• _Direction A_: From the post about the exachk sm_priority warning, return the passage from "After changed ..." to "used CheckSWProfile.sh script." word for word.

• _Source extract_:
::::::::::

Thursday, May 26, 2011

exachk - WARNING!!! sm_priority is not set to recommended value of 5 on infiniband switch

I used exachk and found WARNING => sm_priority is not set to recommended value of 5 on infiniband switch exasw-ib1
So, I checked them by CheckSWProfile.sh script.
# ./CheckSWProfile.sh -I exasw-ib1,exasw-ib2,exasw-ib3
Checking if switch exasw-ib1 is pingable...
Checking if switch exasw-ib2 is pingable...
Checking if switch exasw-ib3 is pingable...
Use the default password for all switches? (y/n) [n]: y
[ERROR] OpenSM configurations mismatch for switch exasw-ib1
Found: controlled_handover=TRUE log_max_size=8 polling_retry_number=5 routing_engine=ftree sminfo_polling_timeout=1000 sm_priority=8
Required: controlled_handover=TRUE log_max_size=8 polling_retry_number=5 routing_engine=ftree sminfo_polling_timeout=1000 sm_priority=5
then I changed sm_priority (8 to 5) in /etc/opensm/opensm.conf on infiniband switch (exasw-ib1)
# vi /etc/opensm/opensm.conf
#Begin /etc/opensm/opensm.conf
.
.
# SM priority used for deciding who is the master
# Range goes from 0 (lowest priority) to 15 (highest).
sm_priority 5
.
.
.
# End /etc/opensm/opensm.conf

After changed ... restart Subnet Manager on infiniband switch
# /etc/init.d/opensmd

Usage: opensmd {start|stop|restart|status}

# /etc/init.d/opensmd restart
Stopping IB Subnet Manager.. [ OK ]
Starting IB Subnet Manager. [ OK ]
back to database server again... and used CheckSWProfile.sh script.
# ./CheckSWProfile.sh -I exasw-ib1,exasw-ib2,exasw-ib3
Checking if switch exasw-ib1 is pingable...
Checking if switch exasw-ib2 is pingable...
Checking if switch exasw-ib3 is pingable...
Use the default password for all switches? (y/n) [n]: y
[INFO] SUCCESS All switches have correct software and firmware version:
SWVer: 1.1.3-2
[INFO] SUCCESS All switches have correct opensm configuration:
controlled_handover=TRUE log_max_size=8 polling_retry_number=5 routing_engine=ftree sminfo_polling_timeout=1000 sm_priority=5

8 comments:

Klaas-Jan Jongsma said...

I think this is a some sort of mistake in the exachk file, you better check it with Oracle Support.

IB1 is your spine switch, you need to set it on a sm priority of 8 in case you need to hook it up to another exadata rack (or exalogic). Setting it to 5 might cause problems in multirack environments.

Klaas-Jan Jongsma said...

I think this is a mistake in the exachk script, you better double check this with Oracle Support.

IB1 is your spine switch, used to hook up multiple Exadata or Exalogic machines. It needs to be set to a sm priority of 8. Your leave switches should be at sm 5. Setting your spine switch to 5 as well might cause problems in multirack environments.

::::::::::

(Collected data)
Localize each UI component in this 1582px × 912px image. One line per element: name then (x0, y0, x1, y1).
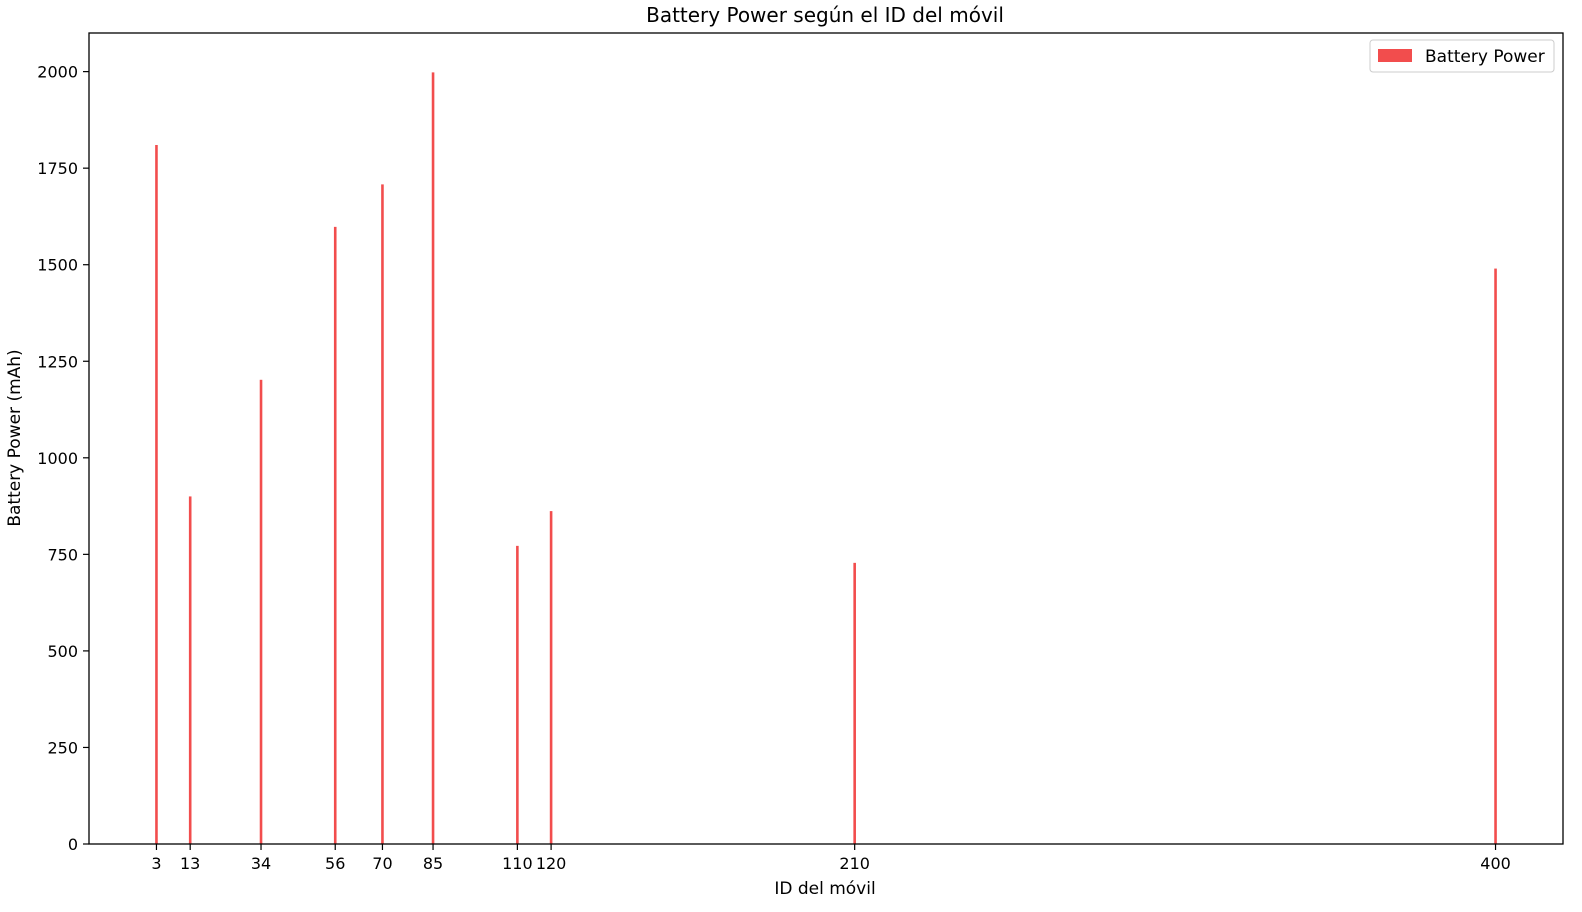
y-axis-ticks: 0 250 500 750 1000 1250 1500 1750 2000 (37, 63, 89, 854)
x-tick-label: 120 (536, 854, 567, 873)
bar-id-3 (155, 144, 158, 844)
x-tick-label: 34 (251, 854, 271, 873)
y-tick-label: 1250 (37, 352, 78, 371)
x-tick-label: 56 (325, 854, 345, 873)
y-tick-label: 2000 (37, 63, 78, 82)
plot-frame (88, 32, 1564, 845)
legend: Battery Power (1369, 39, 1555, 73)
x-tick-label: 110 (502, 854, 533, 873)
x-tick-label: 210 (839, 854, 870, 873)
y-tick-label: 500 (47, 642, 78, 661)
x-tick-label: 13 (180, 854, 200, 873)
bar-id-210 (853, 562, 856, 844)
y-tick-label: 1750 (37, 159, 78, 178)
bar-id-400 (1494, 268, 1497, 845)
bar-id-110 (516, 545, 519, 844)
bar-id-13 (188, 496, 192, 844)
y-tick-label: 0 (68, 835, 78, 854)
bar-id-85 (431, 72, 435, 845)
x-tick-label: 3 (151, 854, 161, 873)
y-tick-label: 750 (47, 545, 78, 564)
y-tick-label: 1500 (37, 256, 78, 275)
bars-layer (155, 72, 1497, 845)
x-tick-label: 70 (372, 854, 392, 873)
x-tick-label: 400 (1480, 854, 1511, 873)
bar-id-70 (381, 184, 384, 845)
legend-swatch (1378, 49, 1412, 62)
y-tick-label: 250 (47, 738, 78, 757)
legend-frame (1369, 39, 1555, 73)
y-tick-label: 1000 (37, 449, 78, 468)
bar-id-120 (549, 511, 553, 844)
y-axis-label: Battery Power (mAh) (5, 349, 25, 526)
x-tick-label: 85 (423, 854, 443, 873)
x-axis-ticks: 3 13 34 56 70 85 110 120 210 400 (151, 844, 1511, 873)
x-axis-label: ID del móvil (774, 879, 875, 899)
bar-id-56 (333, 226, 337, 844)
chart-title: Battery Power según el ID del móvil (646, 3, 1004, 27)
legend-label: Battery Power (1425, 47, 1545, 67)
bar-id-34 (259, 379, 263, 844)
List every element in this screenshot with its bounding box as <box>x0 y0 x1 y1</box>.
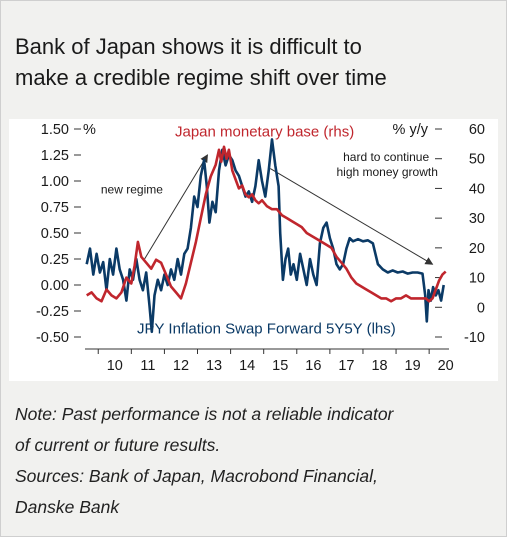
chart-svg: 1.50 1.25 1.00 0.75 0.50 0.25 0.00 -0.25 -0.50% 6… <box>36 122 485 374</box>
x-axis-tick-label: 10 <box>107 358 123 374</box>
notes: Note: Past performance is not a reliable… <box>15 399 500 523</box>
note-line-2: of current or future results. <box>15 435 221 455</box>
x-axis-tick-label: 12 <box>173 358 189 374</box>
monetary-base-line <box>86 145 447 303</box>
chart-panel: 1.50 1.25 1.00 0.75 0.50 0.25 0.00 -0.25 -0.50% 6… <box>9 119 498 381</box>
x-axis-tick-label: 17 <box>338 358 354 374</box>
right-axis-tick-label: 20 <box>469 241 485 257</box>
right-axis-tick-label: 0 <box>477 300 485 316</box>
left-axis-tick-label: -0.25 <box>36 304 69 320</box>
left-axis-tick-label: 0.75 <box>41 200 69 216</box>
x-axis-tick-label: 16 <box>305 358 321 374</box>
x-axis-tick-label: 20 <box>438 358 454 374</box>
right-axis-tick-label: 30 <box>469 211 485 227</box>
right-axis-tick-label: -10 <box>464 330 485 346</box>
arrow-hard-to-continue <box>270 168 434 265</box>
x-axis-tick-label: 15 <box>272 358 288 374</box>
left-axis-tick-label: 1.25 <box>41 148 69 164</box>
left-axis-tick-label: 0.25 <box>41 252 69 268</box>
inflation-swap-line <box>85 138 445 334</box>
left-axis-tick-label: 0.50 <box>41 226 69 242</box>
left-axis-tick-label: -0.50 <box>36 330 69 346</box>
x-axis-tick-label: 11 <box>140 358 155 374</box>
right-axis-unit: % y/y <box>393 122 429 138</box>
left-axis-tick-label: 1.50 <box>41 122 69 138</box>
source-line-1: Sources: Bank of Japan, Macrobond Financ… <box>15 466 378 486</box>
left-axis-unit: % <box>83 122 96 138</box>
x-axis-tick-label: 18 <box>371 358 387 374</box>
title-line-1: Bank of Japan shows it is difficult to <box>15 34 362 59</box>
source-line-2: Danske Bank <box>15 497 120 517</box>
annotation-hard-to-continue: hard to continue <box>343 150 429 164</box>
arrow-new-regime <box>144 154 208 260</box>
left-axis-tick-label: 1.00 <box>41 174 69 190</box>
note-line-1: Note: Past performance is not a reliable… <box>15 404 394 424</box>
annotation-hard-to-continue-2: high money growth <box>336 165 437 179</box>
series-label-monetary-base: Japan monetary base (rhs) <box>175 123 354 140</box>
title-line-2: make a credible regime shift over time <box>15 65 387 90</box>
left-axis-tick-label: 0.00 <box>41 278 69 294</box>
annotation-new-regime: new regime <box>101 182 163 196</box>
right-axis-tick-label: 10 <box>469 271 485 287</box>
right-axis-tick-label: 50 <box>469 152 485 168</box>
x-axis-tick-label: 14 <box>239 358 255 374</box>
x-axis-tick-label: 13 <box>206 358 222 374</box>
right-axis-tick-label: 60 <box>469 122 485 138</box>
x-axis-tick-label: 19 <box>405 358 421 374</box>
chart-title: Bank of Japan shows it is difficult to m… <box>15 31 500 93</box>
right-axis-tick-label: 40 <box>469 181 485 197</box>
series-label-inflation-swap: JPY Inflation Swap Forward 5Y5Y (lhs) <box>137 321 396 338</box>
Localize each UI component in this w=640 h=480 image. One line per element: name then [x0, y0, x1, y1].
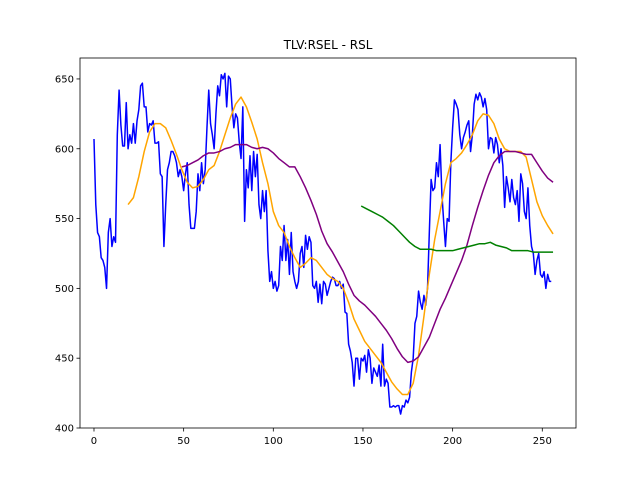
- x-tick-label: 250: [533, 436, 552, 447]
- plot-frame: [79, 57, 577, 429]
- plot-area: [93, 72, 554, 415]
- y-tick-label: 550: [55, 214, 74, 225]
- series-line-4: [360, 205, 554, 253]
- series-line-3: [181, 143, 554, 364]
- x-tick-label: 50: [177, 436, 190, 447]
- y-tick-label: 450: [55, 354, 74, 365]
- axes: 0 50 100 150 200 250 400 450 500 550 600 650: [55, 57, 577, 447]
- y-tick-label: 400: [55, 424, 74, 435]
- x-tick-label: 150: [353, 436, 372, 447]
- x-tick-label: 100: [264, 436, 283, 447]
- x-tick-label: 0: [91, 436, 97, 447]
- series-line-1: [93, 72, 552, 415]
- x-tick-label: 200: [443, 436, 462, 447]
- series-line-2: [127, 96, 554, 396]
- y-tick-label: 650: [55, 74, 74, 85]
- y-tick-label: 600: [55, 144, 74, 155]
- chart-title: TLV:RSEL - RSL: [283, 38, 373, 52]
- y-tick-label: 500: [55, 284, 74, 295]
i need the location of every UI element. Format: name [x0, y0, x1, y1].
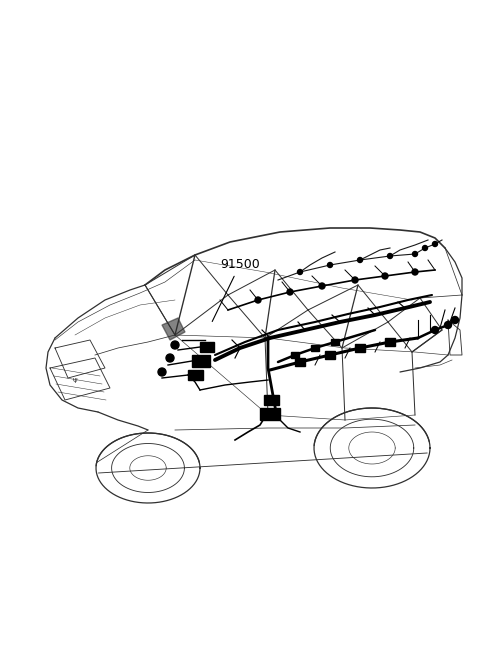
Bar	[325, 351, 335, 359]
Bar	[260, 408, 280, 420]
Bar	[192, 355, 210, 367]
Circle shape	[422, 246, 428, 250]
Circle shape	[171, 341, 179, 349]
Circle shape	[352, 277, 358, 283]
Circle shape	[287, 289, 293, 295]
Bar	[200, 342, 214, 352]
Bar	[295, 358, 305, 366]
Circle shape	[452, 316, 458, 324]
Circle shape	[412, 252, 418, 257]
Circle shape	[298, 269, 302, 274]
Bar	[311, 345, 319, 351]
Circle shape	[432, 326, 439, 333]
Bar	[264, 395, 279, 405]
Polygon shape	[162, 318, 185, 340]
Bar	[291, 352, 299, 358]
Bar	[385, 338, 395, 346]
Circle shape	[319, 283, 325, 289]
Circle shape	[432, 242, 437, 246]
Circle shape	[255, 297, 261, 303]
Bar	[355, 344, 365, 352]
Circle shape	[327, 263, 333, 267]
Circle shape	[358, 257, 362, 263]
Circle shape	[382, 273, 388, 279]
Text: 91500: 91500	[212, 258, 260, 322]
Circle shape	[166, 354, 174, 362]
Circle shape	[412, 269, 418, 275]
Circle shape	[387, 253, 393, 259]
Circle shape	[444, 322, 452, 329]
Text: ψ: ψ	[72, 377, 77, 383]
Bar	[188, 370, 203, 380]
Circle shape	[158, 368, 166, 376]
Bar	[331, 339, 339, 345]
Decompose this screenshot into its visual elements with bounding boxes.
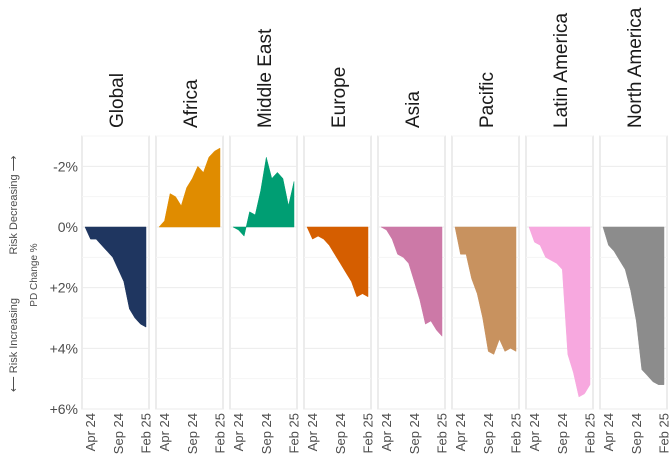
x-tick-label: Sep 24 xyxy=(555,413,570,454)
facet-label: North America xyxy=(625,7,646,128)
x-tick-label: Feb 25 xyxy=(509,413,524,453)
x-tick-label: Feb 25 xyxy=(583,413,598,453)
x-tick-label: Feb 25 xyxy=(139,413,154,453)
facet-panel: Africa Apr 24 Sep 24 Feb 25 xyxy=(155,79,228,454)
series-area xyxy=(84,226,147,328)
facet-label: Pacific xyxy=(477,72,498,128)
x-tick-label: Sep 24 xyxy=(407,413,422,454)
y-tick-label: +6% xyxy=(50,401,78,417)
x-tick-label: Feb 25 xyxy=(657,413,669,453)
series-area xyxy=(528,226,591,398)
x-tick-label: Feb 25 xyxy=(213,413,228,453)
side-labels: Risk Decreasing ⟶ PD Change % ⟵ Risk Inc… xyxy=(8,155,40,392)
series-area xyxy=(454,226,517,355)
x-tick-label: Apr 24 xyxy=(453,413,468,451)
x-tick-label: Feb 25 xyxy=(361,413,376,453)
facet-label: Europe xyxy=(329,67,350,128)
facet-label: Middle East xyxy=(255,28,276,128)
risk-decreasing-label: Risk Decreasing ⟶ xyxy=(8,155,20,254)
y-tick-label: +4% xyxy=(50,340,78,356)
x-tick-label: Apr 24 xyxy=(379,413,394,451)
x-tick-label: Sep 24 xyxy=(111,413,126,454)
series-area xyxy=(306,226,369,298)
y-tick-label: +2% xyxy=(50,280,78,296)
facet-label: Asia xyxy=(403,91,424,128)
x-tick-label: Sep 24 xyxy=(259,413,274,454)
facet-panels: Global Apr 24 Sep 24 Feb 25 Africa Apr 24 Sep … xyxy=(81,7,669,454)
y-tick-label: 0% xyxy=(58,219,78,235)
x-tick-label: Apr 24 xyxy=(601,413,616,451)
series-area xyxy=(602,226,665,385)
facet-panel: North America Apr 24 Sep 24 Feb 25 xyxy=(599,7,669,454)
x-tick-label: Sep 24 xyxy=(629,413,644,454)
facet-panel: Latin America Apr 24 Sep 24 Feb 25 xyxy=(525,12,598,454)
x-tick-label: Apr 24 xyxy=(83,413,98,451)
y-axis-label: PD Change % xyxy=(29,243,40,306)
series-area xyxy=(380,226,443,337)
x-tick-label: Apr 24 xyxy=(527,413,542,451)
series-area xyxy=(158,147,221,228)
facet-panel: Asia Apr 24 Sep 24 Feb 25 xyxy=(377,91,450,454)
facet-label: Latin America xyxy=(551,12,572,128)
facet-panel: Pacific Apr 24 Sep 24 Feb 25 xyxy=(451,72,524,454)
risk-increasing-label: ⟵ Risk Increasing xyxy=(8,298,20,392)
facet-panel: Europe Apr 24 Sep 24 Feb 25 xyxy=(303,67,376,454)
y-axis: -2% 0% +2% +4% +6% xyxy=(50,158,78,417)
y-tick-label: -2% xyxy=(53,158,78,174)
series-area xyxy=(232,157,295,237)
x-tick-label: Apr 24 xyxy=(305,413,320,451)
x-tick-label: Sep 24 xyxy=(333,413,348,454)
facet-panel: Global Apr 24 Sep 24 Feb 25 xyxy=(81,73,154,454)
facet-label: Global xyxy=(107,73,128,128)
facet-panel: Middle East Apr 24 Sep 24 Feb 25 xyxy=(229,28,302,454)
x-tick-label: Sep 24 xyxy=(481,413,496,454)
x-tick-label: Apr 24 xyxy=(157,413,172,451)
x-tick-label: Feb 25 xyxy=(287,413,302,453)
x-tick-label: Sep 24 xyxy=(185,413,200,454)
facet-label: Africa xyxy=(181,79,202,128)
x-tick-label: Apr 24 xyxy=(231,413,246,451)
x-tick-label: Feb 25 xyxy=(435,413,450,453)
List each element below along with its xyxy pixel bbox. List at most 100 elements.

::::::::::

• _Direction B_: In the collected data rows, retype the lines from the line with "y-axis-ticks: 0 250" to the line with "List every element", keeping every character unchanged.

• _Written answer A_:
After changed ... restart Subnet Manager on infiniband switch
# /etc/init.d/opensmd

Usage: opensmd {start|stop|restart|status}

# /etc/init.d/opensmd restart
Stopping IB Subnet Manager.. [ OK ]
Starting IB Subnet Manager. [ OK ]
back to database server again... and used CheckSWProfile.sh script.

• _Written answer B_:
y-axis-ticks: 0 250 500 750 1000 1250 1500 1750 2000 (37, 63, 89, 854)
x-tick-label: 120 (536, 854, 567, 873)
bar-id-3 (155, 144, 158, 844)
x-tick-label: 34 (251, 854, 271, 873)
y-tick-label: 1250 (37, 352, 78, 371)
x-tick-label: 56 (325, 854, 345, 873)
y-tick-label: 2000 (37, 63, 78, 82)
plot-frame (88, 32, 1564, 845)
legend: Battery Power (1369, 39, 1555, 73)
x-tick-label: 110 (502, 854, 533, 873)
x-tick-label: 210 (839, 854, 870, 873)
y-tick-label: 500 (47, 642, 78, 661)
x-tick-label: 13 (180, 854, 200, 873)
bar-id-210 (853, 562, 856, 844)
y-tick-label: 1750 (37, 159, 78, 178)
bar-id-400 (1494, 268, 1497, 845)
bar-id-110 (516, 545, 519, 844)
bar-id-13 (188, 496, 192, 844)
y-tick-label: 0 (68, 835, 78, 854)
bar-id-85 (431, 72, 435, 845)
x-tick-label: 3 (151, 854, 161, 873)
y-tick-label: 750 (47, 545, 78, 564)
y-tick-label: 1500 (37, 256, 78, 275)
bars-layer (155, 72, 1497, 845)
x-tick-label: 70 (372, 854, 392, 873)
x-tick-label: 400 (1480, 854, 1511, 873)
bar-id-70 (381, 184, 384, 845)
legend-swatch (1378, 49, 1412, 62)
y-tick-label: 250 (47, 738, 78, 757)
legend-frame (1369, 39, 1555, 73)
y-tick-label: 1000 (37, 449, 78, 468)
bar-id-120 (549, 511, 553, 844)
y-axis-label: Battery Power (mAh) (5, 349, 25, 526)
x-tick-label: 85 (423, 854, 443, 873)
x-axis-ticks: 3 13 34 56 70 85 110 120 210 400 (151, 844, 1511, 873)
x-axis-label: ID del móvil (774, 879, 875, 899)
bar-id-56 (333, 226, 337, 844)
chart-title: Battery Power según el ID del móvil (646, 3, 1004, 27)
legend-label: Battery Power (1425, 47, 1545, 67)
bar-id-34 (259, 379, 263, 844)
List every element in this screenshot with its bounding box as <box>x0 y0 x1 y1</box>.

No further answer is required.